** start **

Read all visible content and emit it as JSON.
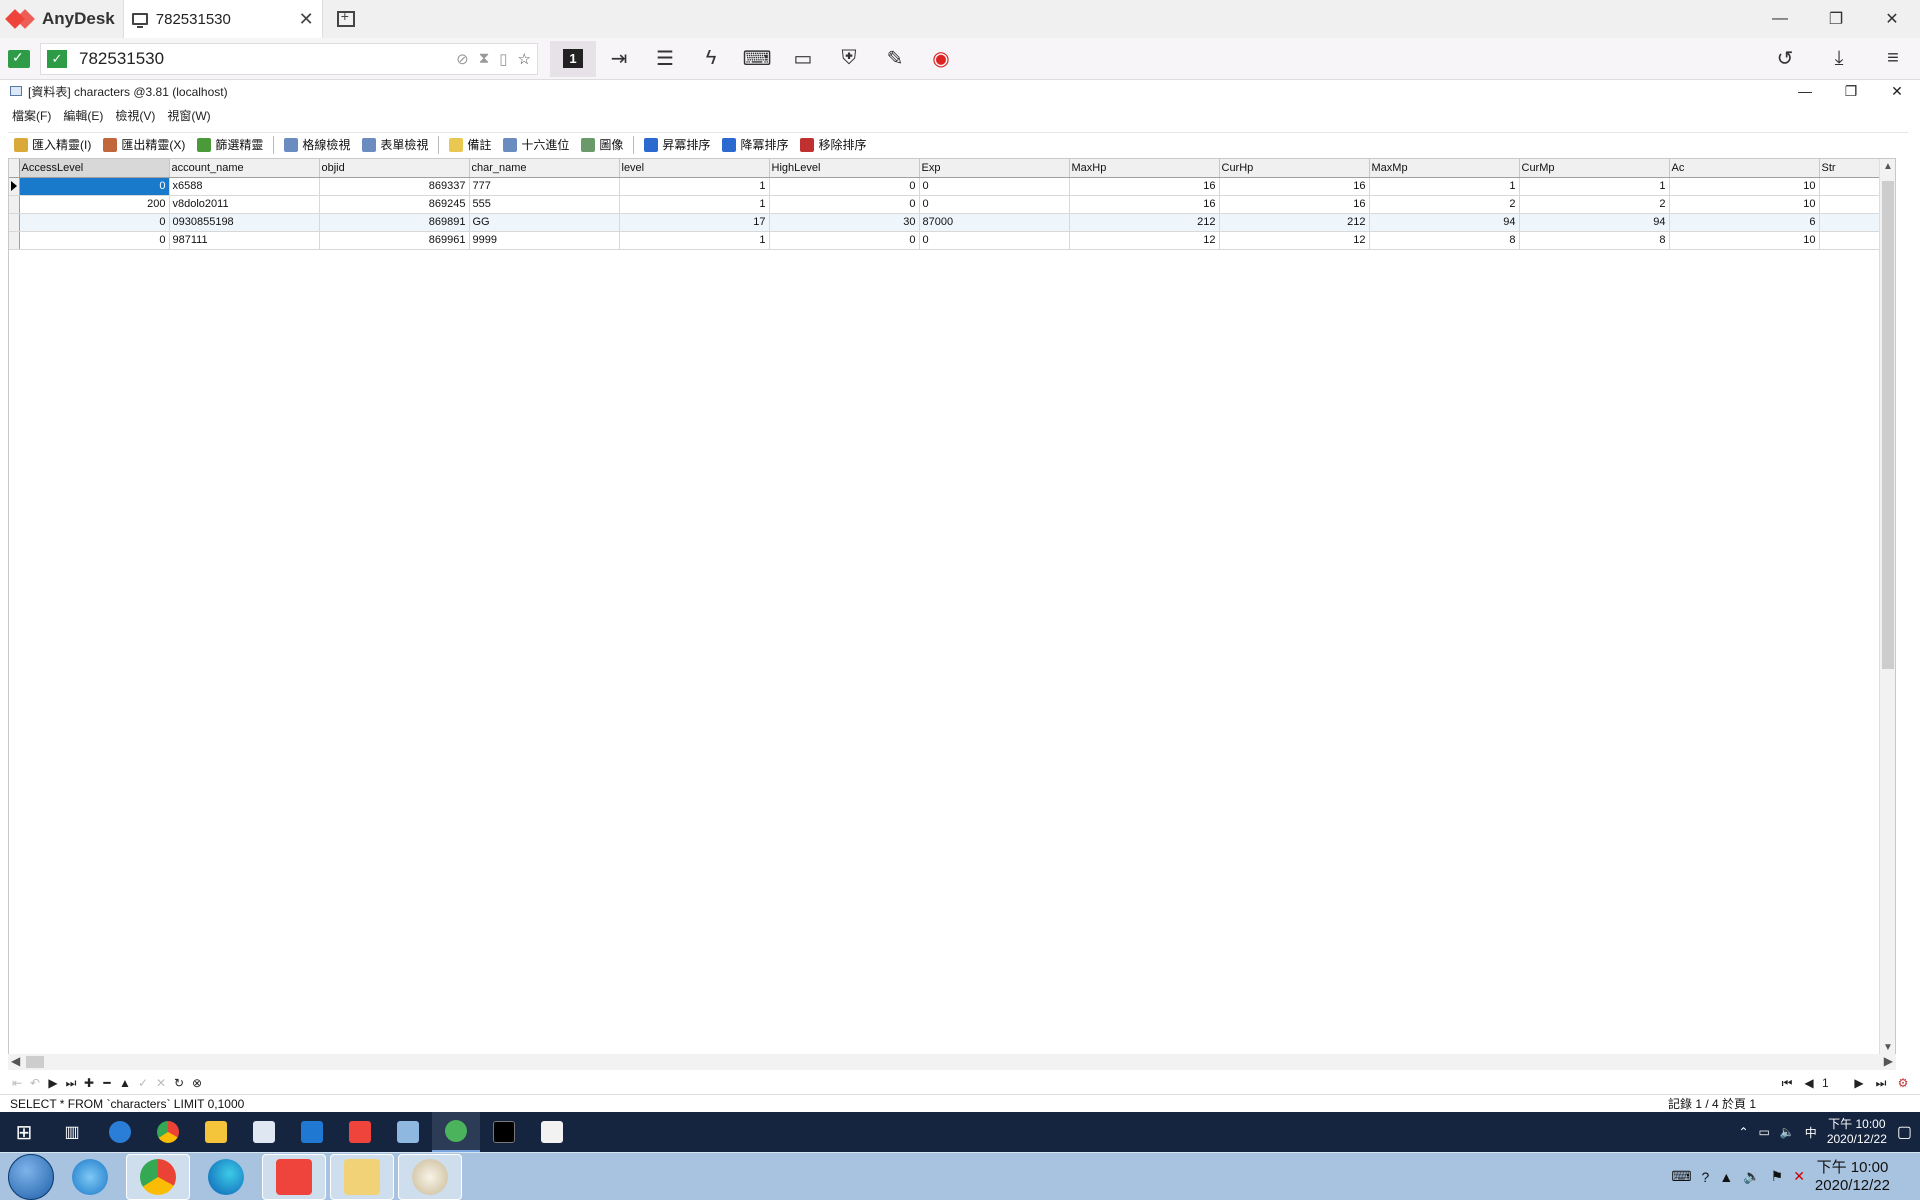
{
  "anydesk": {
    "app_name": "AnyDesk",
    "tab_label": "782531530",
    "address": "782531530",
    "monitor_number": "1"
  },
  "navicat": {
    "window_title": "[資料表] characters @3.81 (localhost)",
    "menu": [
      "檔案(F)",
      "編輯(E)",
      "檢視(V)",
      "視窗(W)"
    ],
    "toolbar": [
      {
        "label": "匯入精靈(I)",
        "color": "#d9a93a"
      },
      {
        "label": "匯出精靈(X)",
        "color": "#c0663a"
      },
      {
        "label": "篩選精靈",
        "color": "#4a9a3a"
      },
      {
        "label": "格線檢視",
        "color": "#6a8cc0"
      },
      {
        "label": "表單檢視",
        "color": "#6a8cc0"
      },
      {
        "label": "備註",
        "color": "#e8c850"
      },
      {
        "label": "十六進位",
        "color": "#6a8cc0"
      },
      {
        "label": "圖像",
        "color": "#6a9a6a"
      },
      {
        "label": "昇冪排序",
        "color": "#2a6ad0"
      },
      {
        "label": "降冪排序",
        "color": "#2a6ad0"
      },
      {
        "label": "移除排序",
        "color": "#c03030"
      }
    ],
    "columns": [
      "AccessLevel",
      "account_name",
      "objid",
      "char_name",
      "level",
      "HighLevel",
      "Exp",
      "MaxHp",
      "CurHp",
      "MaxMp",
      "CurMp",
      "Ac",
      "Str"
    ],
    "rows": [
      [
        "0",
        "x6588",
        "869337",
        "777",
        "1",
        "0",
        "0",
        "16",
        "16",
        "1",
        "1",
        "10",
        ""
      ],
      [
        "200",
        "v8dolo2011",
        "869245",
        "555",
        "1",
        "0",
        "0",
        "16",
        "16",
        "2",
        "2",
        "10",
        ""
      ],
      [
        "0",
        "0930855198",
        "869891",
        "GG",
        "17",
        "30",
        "87000",
        "212",
        "212",
        "94",
        "94",
        "6",
        ""
      ],
      [
        "0",
        "987111",
        "869961",
        "9999",
        "1",
        "0",
        "0",
        "12",
        "12",
        "8",
        "8",
        "10",
        ""
      ]
    ],
    "page_number": "1",
    "status_sql": "SELECT * FROM `characters` LIMIT 0,1000",
    "status_records": "記錄 1 / 4 於頁 1"
  },
  "remote_taskbar": {
    "time": "下午 10:00",
    "date": "2020/12/22",
    "ime": "中"
  },
  "local_taskbar": {
    "time": "下午 10:00",
    "date": "2020/12/22"
  }
}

** end **

Task goal:
Quote the preceding records in their entirety, excluding every picture.

Full output:
Read all visible content and emit it as JSON.
{
  "anydesk": {
    "app_name": "AnyDesk",
    "tab_label": "782531530",
    "address": "782531530",
    "monitor_number": "1"
  },
  "navicat": {
    "window_title": "[資料表] characters @3.81 (localhost)",
    "menu": [
      "檔案(F)",
      "編輯(E)",
      "檢視(V)",
      "視窗(W)"
    ],
    "toolbar": [
      {
        "label": "匯入精靈(I)",
        "color": "#d9a93a"
      },
      {
        "label": "匯出精靈(X)",
        "color": "#c0663a"
      },
      {
        "label": "篩選精靈",
        "color": "#4a9a3a"
      },
      {
        "label": "格線檢視",
        "color": "#6a8cc0"
      },
      {
        "label": "表單檢視",
        "color": "#6a8cc0"
      },
      {
        "label": "備註",
        "color": "#e8c850"
      },
      {
        "label": "十六進位",
        "color": "#6a8cc0"
      },
      {
        "label": "圖像",
        "color": "#6a9a6a"
      },
      {
        "label": "昇冪排序",
        "color": "#2a6ad0"
      },
      {
        "label": "降冪排序",
        "color": "#2a6ad0"
      },
      {
        "label": "移除排序",
        "color": "#c03030"
      }
    ],
    "columns": [
      "AccessLevel",
      "account_name",
      "objid",
      "char_name",
      "level",
      "HighLevel",
      "Exp",
      "MaxHp",
      "CurHp",
      "MaxMp",
      "CurMp",
      "Ac",
      "Str"
    ],
    "rows": [
      [
        "0",
        "x6588",
        "869337",
        "777",
        "1",
        "0",
        "0",
        "16",
        "16",
        "1",
        "1",
        "10",
        ""
      ],
      [
        "200",
        "v8dolo2011",
        "869245",
        "555",
        "1",
        "0",
        "0",
        "16",
        "16",
        "2",
        "2",
        "10",
        ""
      ],
      [
        "0",
        "0930855198",
        "869891",
        "GG",
        "17",
        "30",
        "87000",
        "212",
        "212",
        "94",
        "94",
        "6",
        ""
      ],
      [
        "0",
        "987111",
        "869961",
        "9999",
        "1",
        "0",
        "0",
        "12",
        "12",
        "8",
        "8",
        "10",
        ""
      ]
    ],
    "page_number": "1",
    "status_sql": "SELECT * FROM `characters` LIMIT 0,1000",
    "status_records": "記錄 1 / 4 於頁 1"
  },
  "remote_taskbar": {
    "time": "下午 10:00",
    "date": "2020/12/22",
    "ime": "中"
  },
  "local_taskbar": {
    "time": "下午 10:00",
    "date": "2020/12/22"
  }
}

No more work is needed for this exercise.